**JOB**
Without the pictures, write out all the lines below exactly as they appear.

★ ★ ★ ★ ★

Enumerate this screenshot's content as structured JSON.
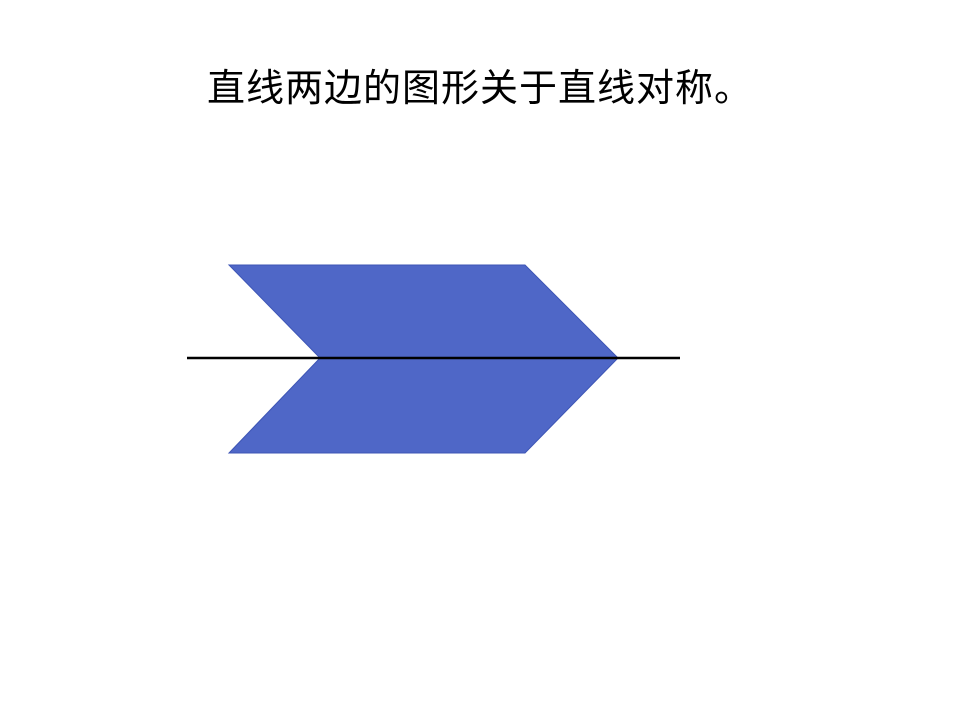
{
  "caption": "直线两边的图形关于直线对称。",
  "colors": {
    "shape_fill": "#4F67C7",
    "shape_stroke": "#3D55B5",
    "axis_line": "#000000",
    "background": "#FFFFFF"
  }
}
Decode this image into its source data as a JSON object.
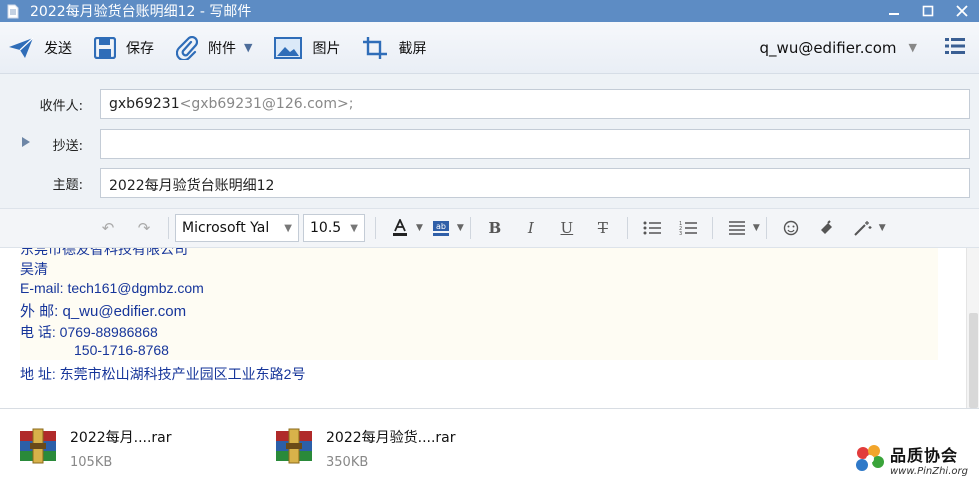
{
  "window": {
    "title": "2022每月验货台账明细12 - 写邮件"
  },
  "toolbar": {
    "send_label": "发送",
    "save_label": "保存",
    "attach_label": "附件",
    "image_label": "图片",
    "screenshot_label": "截屏",
    "account": "q_wu@edifier.com"
  },
  "fields": {
    "to_label": "收件人:",
    "to_name": "gxb69231",
    "to_email": "<gxb69231@126.com>;",
    "cc_label": "抄送:",
    "cc_value": "",
    "subject_label": "主题:",
    "subject_value": "2022每月验货台账明细12"
  },
  "format": {
    "font_family": "Microsoft Yal",
    "font_size": "10.5",
    "text_color": "#222222",
    "highlight_color": "#2f5fa8"
  },
  "signature": {
    "company_partial": "东莞市德友智科技有限公司",
    "name": "吴清",
    "email_line": "E-mail: tech161@dgmbz.com",
    "external_line": "外  邮: q_wu@edifier.com",
    "phone_line": "电  话: 0769-88986868",
    "mobile_line": "150-1716-8768",
    "address_line": "地  址: 东莞市松山湖科技产业园区工业东路2号"
  },
  "attachments": [
    {
      "name": "2022每月....rar",
      "size": "105KB"
    },
    {
      "name": "2022每月验货....rar",
      "size": "350KB"
    }
  ],
  "watermark": {
    "title": "品质协会",
    "url": "www.PinZhi.org"
  }
}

★ ★ ★ ★ ★

**REPLY TO THE TASK**
Enumerate this screenshot's content as structured JSON.
{
  "caption": "直线两边的图形关于直线对称。",
  "colors": {
    "shape_fill": "#4F67C7",
    "shape_stroke": "#3D55B5",
    "axis_line": "#000000",
    "background": "#FFFFFF"
  }
}
Decode this image into its source data as a JSON object.
{
  "window": {
    "title": "2022每月验货台账明细12 - 写邮件"
  },
  "toolbar": {
    "send_label": "发送",
    "save_label": "保存",
    "attach_label": "附件",
    "image_label": "图片",
    "screenshot_label": "截屏",
    "account": "q_wu@edifier.com"
  },
  "fields": {
    "to_label": "收件人:",
    "to_name": "gxb69231",
    "to_email": "<gxb69231@126.com>;",
    "cc_label": "抄送:",
    "cc_value": "",
    "subject_label": "主题:",
    "subject_value": "2022每月验货台账明细12"
  },
  "format": {
    "font_family": "Microsoft Yal",
    "font_size": "10.5",
    "text_color": "#222222",
    "highlight_color": "#2f5fa8"
  },
  "signature": {
    "company_partial": "东莞市德友智科技有限公司",
    "name": "吴清",
    "email_line": "E-mail: tech161@dgmbz.com",
    "external_line": "外  邮: q_wu@edifier.com",
    "phone_line": "电  话: 0769-88986868",
    "mobile_line": "150-1716-8768",
    "address_line": "地  址: 东莞市松山湖科技产业园区工业东路2号"
  },
  "attachments": [
    {
      "name": "2022每月....rar",
      "size": "105KB"
    },
    {
      "name": "2022每月验货....rar",
      "size": "350KB"
    }
  ],
  "watermark": {
    "title": "品质协会",
    "url": "www.PinZhi.org"
  }
}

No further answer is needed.